Records from a collection of figures:
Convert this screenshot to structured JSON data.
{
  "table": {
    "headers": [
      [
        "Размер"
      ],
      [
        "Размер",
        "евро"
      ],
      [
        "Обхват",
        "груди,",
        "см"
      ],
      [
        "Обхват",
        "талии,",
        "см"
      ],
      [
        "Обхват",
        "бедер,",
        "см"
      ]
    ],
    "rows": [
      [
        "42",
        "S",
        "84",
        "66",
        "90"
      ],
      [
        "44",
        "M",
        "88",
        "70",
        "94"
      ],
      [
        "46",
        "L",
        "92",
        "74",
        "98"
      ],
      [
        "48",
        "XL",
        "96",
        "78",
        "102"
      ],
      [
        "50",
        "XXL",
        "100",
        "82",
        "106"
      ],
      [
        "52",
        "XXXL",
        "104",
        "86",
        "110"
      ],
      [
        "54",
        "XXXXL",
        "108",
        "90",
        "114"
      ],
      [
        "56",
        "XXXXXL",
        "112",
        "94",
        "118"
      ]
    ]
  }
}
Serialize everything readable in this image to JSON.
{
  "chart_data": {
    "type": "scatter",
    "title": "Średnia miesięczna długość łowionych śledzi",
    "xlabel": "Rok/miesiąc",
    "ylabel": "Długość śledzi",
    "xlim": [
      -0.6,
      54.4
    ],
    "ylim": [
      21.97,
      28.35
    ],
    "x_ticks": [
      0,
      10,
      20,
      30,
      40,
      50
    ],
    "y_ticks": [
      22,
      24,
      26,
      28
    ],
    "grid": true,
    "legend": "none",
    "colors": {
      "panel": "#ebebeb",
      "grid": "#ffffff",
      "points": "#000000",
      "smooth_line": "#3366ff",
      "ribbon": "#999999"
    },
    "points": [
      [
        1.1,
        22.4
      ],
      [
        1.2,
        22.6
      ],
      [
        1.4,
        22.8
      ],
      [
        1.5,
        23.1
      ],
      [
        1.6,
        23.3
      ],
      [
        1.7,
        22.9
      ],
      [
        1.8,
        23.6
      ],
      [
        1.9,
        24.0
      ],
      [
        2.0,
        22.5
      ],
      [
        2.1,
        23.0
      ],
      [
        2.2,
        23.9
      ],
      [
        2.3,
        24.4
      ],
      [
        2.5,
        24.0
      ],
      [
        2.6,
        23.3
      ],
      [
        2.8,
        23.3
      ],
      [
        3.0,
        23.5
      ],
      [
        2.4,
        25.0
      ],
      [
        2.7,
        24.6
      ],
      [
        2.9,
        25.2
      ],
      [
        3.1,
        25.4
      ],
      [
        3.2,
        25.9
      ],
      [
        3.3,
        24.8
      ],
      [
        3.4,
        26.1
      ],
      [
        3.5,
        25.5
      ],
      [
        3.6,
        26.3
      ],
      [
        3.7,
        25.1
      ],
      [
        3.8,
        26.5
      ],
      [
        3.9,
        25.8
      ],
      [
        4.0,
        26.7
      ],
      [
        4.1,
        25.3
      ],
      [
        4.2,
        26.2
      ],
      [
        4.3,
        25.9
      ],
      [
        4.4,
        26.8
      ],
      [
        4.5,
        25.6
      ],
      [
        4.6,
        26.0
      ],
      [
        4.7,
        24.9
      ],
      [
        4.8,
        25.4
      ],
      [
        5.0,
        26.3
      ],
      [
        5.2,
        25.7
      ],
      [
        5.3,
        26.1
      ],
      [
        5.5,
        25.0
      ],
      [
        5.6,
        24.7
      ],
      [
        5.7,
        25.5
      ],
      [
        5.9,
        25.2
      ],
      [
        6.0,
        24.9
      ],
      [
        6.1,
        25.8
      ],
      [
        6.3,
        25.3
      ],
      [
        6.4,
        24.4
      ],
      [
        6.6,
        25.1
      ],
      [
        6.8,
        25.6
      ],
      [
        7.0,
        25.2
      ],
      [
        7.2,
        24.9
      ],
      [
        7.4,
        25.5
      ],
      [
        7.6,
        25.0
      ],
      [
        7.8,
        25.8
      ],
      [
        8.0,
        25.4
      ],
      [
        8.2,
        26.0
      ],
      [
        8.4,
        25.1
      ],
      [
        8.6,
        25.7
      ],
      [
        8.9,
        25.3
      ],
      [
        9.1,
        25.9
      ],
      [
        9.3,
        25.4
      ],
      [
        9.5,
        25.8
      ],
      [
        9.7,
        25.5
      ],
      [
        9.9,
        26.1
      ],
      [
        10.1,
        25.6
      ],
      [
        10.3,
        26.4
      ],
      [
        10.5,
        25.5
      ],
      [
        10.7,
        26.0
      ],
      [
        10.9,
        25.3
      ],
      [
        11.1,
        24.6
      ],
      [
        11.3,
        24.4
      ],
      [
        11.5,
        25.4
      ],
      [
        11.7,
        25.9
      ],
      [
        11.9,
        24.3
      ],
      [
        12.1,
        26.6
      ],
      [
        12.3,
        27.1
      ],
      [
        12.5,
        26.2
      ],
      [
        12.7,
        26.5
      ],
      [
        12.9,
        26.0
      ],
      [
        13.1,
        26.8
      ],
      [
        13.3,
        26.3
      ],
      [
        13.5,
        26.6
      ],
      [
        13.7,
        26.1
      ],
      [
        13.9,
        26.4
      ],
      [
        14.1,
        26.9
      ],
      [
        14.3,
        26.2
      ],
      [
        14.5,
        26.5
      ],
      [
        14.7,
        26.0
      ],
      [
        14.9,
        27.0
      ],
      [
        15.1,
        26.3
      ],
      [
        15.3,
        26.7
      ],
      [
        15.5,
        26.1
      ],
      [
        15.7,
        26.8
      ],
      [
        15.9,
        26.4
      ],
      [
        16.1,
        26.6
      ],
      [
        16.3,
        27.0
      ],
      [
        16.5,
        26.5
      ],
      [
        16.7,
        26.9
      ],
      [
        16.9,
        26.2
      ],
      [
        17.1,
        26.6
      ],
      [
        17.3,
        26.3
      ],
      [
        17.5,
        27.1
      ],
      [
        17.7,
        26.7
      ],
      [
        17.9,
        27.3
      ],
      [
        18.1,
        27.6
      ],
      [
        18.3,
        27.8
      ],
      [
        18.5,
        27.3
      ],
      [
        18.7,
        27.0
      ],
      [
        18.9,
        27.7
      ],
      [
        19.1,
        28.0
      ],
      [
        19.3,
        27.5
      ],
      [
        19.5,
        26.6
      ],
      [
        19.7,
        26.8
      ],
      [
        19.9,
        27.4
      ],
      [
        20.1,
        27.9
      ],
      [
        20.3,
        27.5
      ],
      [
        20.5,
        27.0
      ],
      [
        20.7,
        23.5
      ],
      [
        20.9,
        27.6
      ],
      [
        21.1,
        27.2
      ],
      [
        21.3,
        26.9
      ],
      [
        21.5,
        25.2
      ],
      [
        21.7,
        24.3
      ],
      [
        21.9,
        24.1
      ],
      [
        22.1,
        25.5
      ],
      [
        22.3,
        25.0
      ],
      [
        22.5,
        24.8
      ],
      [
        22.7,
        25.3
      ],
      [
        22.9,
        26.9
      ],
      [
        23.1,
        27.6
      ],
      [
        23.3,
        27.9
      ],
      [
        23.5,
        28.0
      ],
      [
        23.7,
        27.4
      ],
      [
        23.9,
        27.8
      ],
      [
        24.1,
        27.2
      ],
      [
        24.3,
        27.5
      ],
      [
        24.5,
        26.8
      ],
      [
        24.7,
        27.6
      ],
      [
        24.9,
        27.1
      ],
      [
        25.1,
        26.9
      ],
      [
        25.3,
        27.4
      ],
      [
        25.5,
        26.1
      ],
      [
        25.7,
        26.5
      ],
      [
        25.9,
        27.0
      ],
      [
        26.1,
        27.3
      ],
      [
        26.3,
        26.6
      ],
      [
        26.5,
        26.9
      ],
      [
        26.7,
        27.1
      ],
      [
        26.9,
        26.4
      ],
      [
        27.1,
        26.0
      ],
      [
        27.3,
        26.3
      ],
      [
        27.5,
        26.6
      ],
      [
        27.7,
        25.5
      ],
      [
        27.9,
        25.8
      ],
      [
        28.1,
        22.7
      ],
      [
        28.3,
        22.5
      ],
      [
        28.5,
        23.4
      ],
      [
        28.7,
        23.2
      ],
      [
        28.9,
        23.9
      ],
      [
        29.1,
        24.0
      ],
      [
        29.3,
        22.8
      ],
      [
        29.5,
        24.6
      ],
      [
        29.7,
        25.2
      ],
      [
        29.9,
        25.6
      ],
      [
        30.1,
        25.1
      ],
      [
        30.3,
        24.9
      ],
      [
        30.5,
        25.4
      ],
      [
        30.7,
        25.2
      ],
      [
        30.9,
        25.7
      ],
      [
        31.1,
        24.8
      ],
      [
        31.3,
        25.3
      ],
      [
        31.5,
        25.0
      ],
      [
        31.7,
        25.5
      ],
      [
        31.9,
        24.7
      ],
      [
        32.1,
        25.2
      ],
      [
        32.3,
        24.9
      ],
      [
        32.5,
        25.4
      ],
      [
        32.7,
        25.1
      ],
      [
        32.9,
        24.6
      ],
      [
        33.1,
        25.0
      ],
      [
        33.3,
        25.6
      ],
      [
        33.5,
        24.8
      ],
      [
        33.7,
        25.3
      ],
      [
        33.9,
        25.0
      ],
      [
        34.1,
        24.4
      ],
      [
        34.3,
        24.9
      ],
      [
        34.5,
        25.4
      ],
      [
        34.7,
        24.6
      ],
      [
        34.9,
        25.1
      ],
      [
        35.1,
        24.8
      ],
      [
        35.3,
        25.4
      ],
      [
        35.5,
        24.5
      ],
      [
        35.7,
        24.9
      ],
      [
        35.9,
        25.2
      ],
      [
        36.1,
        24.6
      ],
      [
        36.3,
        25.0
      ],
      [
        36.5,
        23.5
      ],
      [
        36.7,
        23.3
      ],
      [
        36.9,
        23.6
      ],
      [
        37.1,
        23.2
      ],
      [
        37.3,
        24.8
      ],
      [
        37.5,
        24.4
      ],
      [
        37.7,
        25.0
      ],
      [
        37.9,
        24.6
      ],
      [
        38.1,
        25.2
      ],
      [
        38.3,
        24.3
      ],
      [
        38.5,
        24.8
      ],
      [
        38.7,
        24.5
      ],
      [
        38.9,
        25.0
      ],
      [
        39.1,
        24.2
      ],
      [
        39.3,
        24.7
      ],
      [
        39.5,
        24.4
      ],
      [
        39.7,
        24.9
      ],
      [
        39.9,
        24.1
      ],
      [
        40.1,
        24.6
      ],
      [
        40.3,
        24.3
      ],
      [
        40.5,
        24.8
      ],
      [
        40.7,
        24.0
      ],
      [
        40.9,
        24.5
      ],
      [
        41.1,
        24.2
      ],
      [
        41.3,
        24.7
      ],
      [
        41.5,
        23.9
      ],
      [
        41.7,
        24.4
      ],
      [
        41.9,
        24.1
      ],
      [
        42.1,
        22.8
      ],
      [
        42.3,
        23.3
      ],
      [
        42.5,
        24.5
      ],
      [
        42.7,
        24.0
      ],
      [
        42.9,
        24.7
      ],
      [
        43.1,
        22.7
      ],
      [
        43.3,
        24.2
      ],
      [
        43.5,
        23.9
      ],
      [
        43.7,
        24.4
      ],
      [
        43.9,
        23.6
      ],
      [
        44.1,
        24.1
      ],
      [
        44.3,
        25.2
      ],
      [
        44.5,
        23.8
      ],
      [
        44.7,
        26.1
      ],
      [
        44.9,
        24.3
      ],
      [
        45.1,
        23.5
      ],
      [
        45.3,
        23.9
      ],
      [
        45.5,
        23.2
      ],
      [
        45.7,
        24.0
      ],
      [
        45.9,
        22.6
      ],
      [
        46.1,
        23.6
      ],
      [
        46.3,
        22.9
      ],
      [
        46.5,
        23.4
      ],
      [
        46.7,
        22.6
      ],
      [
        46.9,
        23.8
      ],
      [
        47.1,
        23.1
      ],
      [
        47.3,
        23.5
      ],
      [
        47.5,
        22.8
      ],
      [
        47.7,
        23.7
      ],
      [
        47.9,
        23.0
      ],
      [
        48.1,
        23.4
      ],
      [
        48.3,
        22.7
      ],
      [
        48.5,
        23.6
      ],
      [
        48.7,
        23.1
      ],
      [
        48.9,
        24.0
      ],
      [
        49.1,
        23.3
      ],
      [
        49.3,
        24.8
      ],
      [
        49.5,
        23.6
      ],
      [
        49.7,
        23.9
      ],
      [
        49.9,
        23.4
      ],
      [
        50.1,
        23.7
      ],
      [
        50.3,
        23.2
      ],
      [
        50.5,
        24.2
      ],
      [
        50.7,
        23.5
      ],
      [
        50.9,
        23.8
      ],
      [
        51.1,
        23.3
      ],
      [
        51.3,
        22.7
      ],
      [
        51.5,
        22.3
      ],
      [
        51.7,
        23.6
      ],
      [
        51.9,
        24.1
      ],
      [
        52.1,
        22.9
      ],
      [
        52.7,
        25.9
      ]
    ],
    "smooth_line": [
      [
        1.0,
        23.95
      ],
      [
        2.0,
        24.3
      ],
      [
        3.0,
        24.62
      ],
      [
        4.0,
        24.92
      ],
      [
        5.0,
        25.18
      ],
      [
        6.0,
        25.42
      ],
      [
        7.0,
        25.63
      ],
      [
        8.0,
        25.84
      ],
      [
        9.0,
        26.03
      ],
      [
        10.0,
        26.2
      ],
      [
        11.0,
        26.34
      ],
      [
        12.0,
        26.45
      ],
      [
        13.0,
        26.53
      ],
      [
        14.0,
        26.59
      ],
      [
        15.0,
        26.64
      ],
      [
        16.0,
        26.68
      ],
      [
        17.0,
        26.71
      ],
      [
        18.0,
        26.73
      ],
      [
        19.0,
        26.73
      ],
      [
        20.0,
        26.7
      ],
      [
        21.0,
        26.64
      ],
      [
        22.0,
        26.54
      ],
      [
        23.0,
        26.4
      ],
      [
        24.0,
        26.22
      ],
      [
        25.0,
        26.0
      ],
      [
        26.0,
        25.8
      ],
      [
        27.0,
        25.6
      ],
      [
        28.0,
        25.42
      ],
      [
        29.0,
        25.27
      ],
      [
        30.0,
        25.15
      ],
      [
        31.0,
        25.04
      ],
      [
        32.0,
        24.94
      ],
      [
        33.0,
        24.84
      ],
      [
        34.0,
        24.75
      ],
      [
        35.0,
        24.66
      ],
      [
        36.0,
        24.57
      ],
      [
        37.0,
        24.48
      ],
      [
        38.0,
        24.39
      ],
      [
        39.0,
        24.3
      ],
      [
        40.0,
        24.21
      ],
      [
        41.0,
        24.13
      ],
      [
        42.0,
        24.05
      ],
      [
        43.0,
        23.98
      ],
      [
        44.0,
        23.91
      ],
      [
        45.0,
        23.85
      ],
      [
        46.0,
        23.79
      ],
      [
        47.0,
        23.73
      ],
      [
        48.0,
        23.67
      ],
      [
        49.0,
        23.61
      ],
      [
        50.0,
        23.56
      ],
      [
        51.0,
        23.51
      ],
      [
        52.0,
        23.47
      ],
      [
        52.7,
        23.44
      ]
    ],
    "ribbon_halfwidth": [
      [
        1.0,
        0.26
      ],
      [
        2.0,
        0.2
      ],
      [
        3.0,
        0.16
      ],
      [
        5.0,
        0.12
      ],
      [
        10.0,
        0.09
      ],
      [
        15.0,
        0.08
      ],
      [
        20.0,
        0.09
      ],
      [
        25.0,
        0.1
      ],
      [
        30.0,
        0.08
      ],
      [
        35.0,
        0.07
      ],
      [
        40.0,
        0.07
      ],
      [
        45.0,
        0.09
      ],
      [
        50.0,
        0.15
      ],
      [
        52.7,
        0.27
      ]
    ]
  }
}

__THE EXERCISE__. Locate and copy each line in the data above that includes the word "this".

__TASK SOLUTION__.
Convert this screenshot to structured JSON data.
Serialize everything readable in this image to JSON.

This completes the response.